## What this task involves
The answer must consist of the records, repeated exactly.

## Working data

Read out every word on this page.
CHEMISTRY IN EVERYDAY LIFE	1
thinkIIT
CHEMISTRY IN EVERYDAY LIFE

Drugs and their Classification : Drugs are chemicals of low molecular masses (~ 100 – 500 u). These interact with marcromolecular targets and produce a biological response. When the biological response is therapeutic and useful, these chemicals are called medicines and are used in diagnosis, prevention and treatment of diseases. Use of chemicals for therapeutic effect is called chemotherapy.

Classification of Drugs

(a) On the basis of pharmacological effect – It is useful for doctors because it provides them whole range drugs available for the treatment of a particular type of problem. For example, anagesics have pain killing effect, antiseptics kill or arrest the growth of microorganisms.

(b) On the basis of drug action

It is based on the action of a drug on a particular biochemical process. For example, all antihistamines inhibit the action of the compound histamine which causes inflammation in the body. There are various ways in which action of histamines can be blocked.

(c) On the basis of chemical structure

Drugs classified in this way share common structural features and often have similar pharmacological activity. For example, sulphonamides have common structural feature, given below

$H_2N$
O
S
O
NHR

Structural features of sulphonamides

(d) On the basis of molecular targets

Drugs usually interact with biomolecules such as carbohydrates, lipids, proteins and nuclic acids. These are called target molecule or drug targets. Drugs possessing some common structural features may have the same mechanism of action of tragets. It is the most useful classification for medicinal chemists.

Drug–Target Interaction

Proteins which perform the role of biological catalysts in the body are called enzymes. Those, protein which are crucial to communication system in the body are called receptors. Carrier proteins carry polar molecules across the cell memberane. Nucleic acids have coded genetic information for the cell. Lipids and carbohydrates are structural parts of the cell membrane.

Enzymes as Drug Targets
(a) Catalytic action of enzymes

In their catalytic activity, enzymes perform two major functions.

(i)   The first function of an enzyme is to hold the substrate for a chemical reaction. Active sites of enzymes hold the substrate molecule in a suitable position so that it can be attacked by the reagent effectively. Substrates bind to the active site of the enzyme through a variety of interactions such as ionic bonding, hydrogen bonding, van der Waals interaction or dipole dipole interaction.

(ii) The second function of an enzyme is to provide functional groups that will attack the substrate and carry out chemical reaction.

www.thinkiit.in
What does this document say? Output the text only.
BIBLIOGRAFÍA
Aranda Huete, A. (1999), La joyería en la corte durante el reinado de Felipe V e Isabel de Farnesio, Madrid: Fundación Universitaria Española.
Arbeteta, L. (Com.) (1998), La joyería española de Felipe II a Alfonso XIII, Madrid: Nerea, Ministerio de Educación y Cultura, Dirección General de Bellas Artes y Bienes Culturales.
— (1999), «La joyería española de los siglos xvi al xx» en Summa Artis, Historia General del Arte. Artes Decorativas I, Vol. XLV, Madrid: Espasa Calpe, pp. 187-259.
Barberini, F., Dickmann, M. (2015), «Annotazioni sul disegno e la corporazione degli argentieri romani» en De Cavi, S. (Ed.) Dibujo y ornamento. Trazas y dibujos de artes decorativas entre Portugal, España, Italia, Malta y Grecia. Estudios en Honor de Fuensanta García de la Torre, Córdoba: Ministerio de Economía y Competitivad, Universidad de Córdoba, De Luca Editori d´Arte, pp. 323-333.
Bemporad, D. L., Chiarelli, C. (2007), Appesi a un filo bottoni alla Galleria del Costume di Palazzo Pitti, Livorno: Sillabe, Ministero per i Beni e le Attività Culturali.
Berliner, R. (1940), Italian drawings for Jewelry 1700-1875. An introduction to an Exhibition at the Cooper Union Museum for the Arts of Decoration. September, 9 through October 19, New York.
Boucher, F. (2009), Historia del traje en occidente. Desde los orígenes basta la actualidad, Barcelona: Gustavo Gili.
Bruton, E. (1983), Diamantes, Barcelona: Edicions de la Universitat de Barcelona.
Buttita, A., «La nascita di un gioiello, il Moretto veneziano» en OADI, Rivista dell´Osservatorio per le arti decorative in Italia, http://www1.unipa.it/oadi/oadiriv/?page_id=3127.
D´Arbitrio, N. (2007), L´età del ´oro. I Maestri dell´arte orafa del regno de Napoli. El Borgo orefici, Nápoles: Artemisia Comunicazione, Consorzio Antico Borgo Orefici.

## Task answer
Read out every word on this page.
CHEMISTRY IN EVERYDAY LIFE	1
thinkIIT
CHEMISTRY IN EVERYDAY LIFE

Drugs and their Classification : Drugs are chemicals of low molecular masses (~ 100 – 500 u). These interact with marcromolecular targets and produce a biological response. When the biological response is therapeutic and useful, these chemicals are called medicines and are used in diagnosis, prevention and treatment of diseases. Use of chemicals for therapeutic effect is called chemotherapy.

Classification of Drugs

(a) On the basis of pharmacological effect – It is useful for doctors because it provides them whole range drugs available for the treatment of a particular type of problem. For example, anagesics have pain killing effect, antiseptics kill or arrest the growth of microorganisms.

(b) On the basis of drug action

It is based on the action of a drug on a particular biochemical process. For example, all antihistamines inhibit the action of the compound histamine which causes inflammation in the body. There are various ways in which action of histamines can be blocked.

(c) On the basis of chemical structure

Drugs classified in this way share common structural features and often have similar pharmacological activity. For example, sulphonamides have common structural feature, given below

$H_2N$
O
S
O
NHR

Structural features of sulphonamides

(d) On the basis of molecular targets

Drugs usually interact with biomolecules such as carbohydrates, lipids, proteins and nuclic acids. These are called target molecule or drug targets. Drugs possessing some common structural features may have the same mechanism of action of tragets. It is the most useful classification for medicinal chemists.

Drug–Target Interaction

Proteins which perform the role of biological catalysts in the body are called enzymes. Those, protein which are crucial to communication system in the body are called receptors. Carrier proteins carry polar molecules across the cell memberane. Nucleic acids have coded genetic information for the cell. Lipids and carbohydrates are structural parts of the cell membrane.

Enzymes as Drug Targets
(a) Catalytic action of enzymes

In their catalytic activity, enzymes perform two major functions.

(i)   The first function of an enzyme is to hold the substrate for a chemical reaction. Active sites of enzymes hold the substrate molecule in a suitable position so that it can be attacked by the reagent effectively. Substrates bind to the active site of the enzyme through a variety of interactions such as ionic bonding, hydrogen bonding, van der Waals interaction or dipole dipole interaction.

(ii) The second function of an enzyme is to provide functional groups that will attack the substrate and carry out chemical reaction.

www.thinkiit.in
What does this document say? Output the text only.
BIBLIOGRAFÍA
Aranda Huete, A. (1999), La joyería en la corte durante el reinado de Felipe V e Isabel de Farnesio, Madrid: Fundación Universitaria Española.
Arbeteta, L. (Com.) (1998), La joyería española de Felipe II a Alfonso XIII, Madrid: Nerea, Ministerio de Educación y Cultura, Dirección General de Bellas Artes y Bienes Culturales.
— (1999), «La joyería española de los siglos xvi al xx» en Summa Artis, Historia General del Arte. Artes Decorativas I, Vol. XLV, Madrid: Espasa Calpe, pp. 187-259.
Barberini, F., Dickmann, M. (2015), «Annotazioni sul disegno e la corporazione degli argentieri romani» en De Cavi, S. (Ed.) Dibujo y ornamento. Trazas y dibujos de artes decorativas entre Portugal, España, Italia, Malta y Grecia. Estudios en Honor de Fuensanta García de la Torre, Córdoba: Ministerio de Economía y Competitivad, Universidad de Córdoba, De Luca Editori d´Arte, pp. 323-333.
Bemporad, D. L., Chiarelli, C. (2007), Appesi a un filo bottoni alla Galleria del Costume di Palazzo Pitti, Livorno: Sillabe, Ministero per i Beni e le Attività Culturali.
Berliner, R. (1940), Italian drawings for Jewelry 1700-1875. An introduction to an Exhibition at the Cooper Union Museum for the Arts of Decoration. September, 9 through October 19, New York.
Boucher, F. (2009), Historia del traje en occidente. Desde los orígenes basta la actualidad, Barcelona: Gustavo Gili.
Bruton, E. (1983), Diamantes, Barcelona: Edicions de la Universitat de Barcelona.
Buttita, A., «La nascita di un gioiello, il Moretto veneziano» en OADI, Rivista dell´Osservatorio per le arti decorative in Italia, http://www1.unipa.it/oadi/oadiriv/?page_id=3127.
D´Arbitrio, N. (2007), L´età del ´oro. I Maestri dell´arte orafa del regno de Napoli. El Borgo orefici, Nápoles: Artemisia Comunicazione, Consorzio Antico Borgo Orefici.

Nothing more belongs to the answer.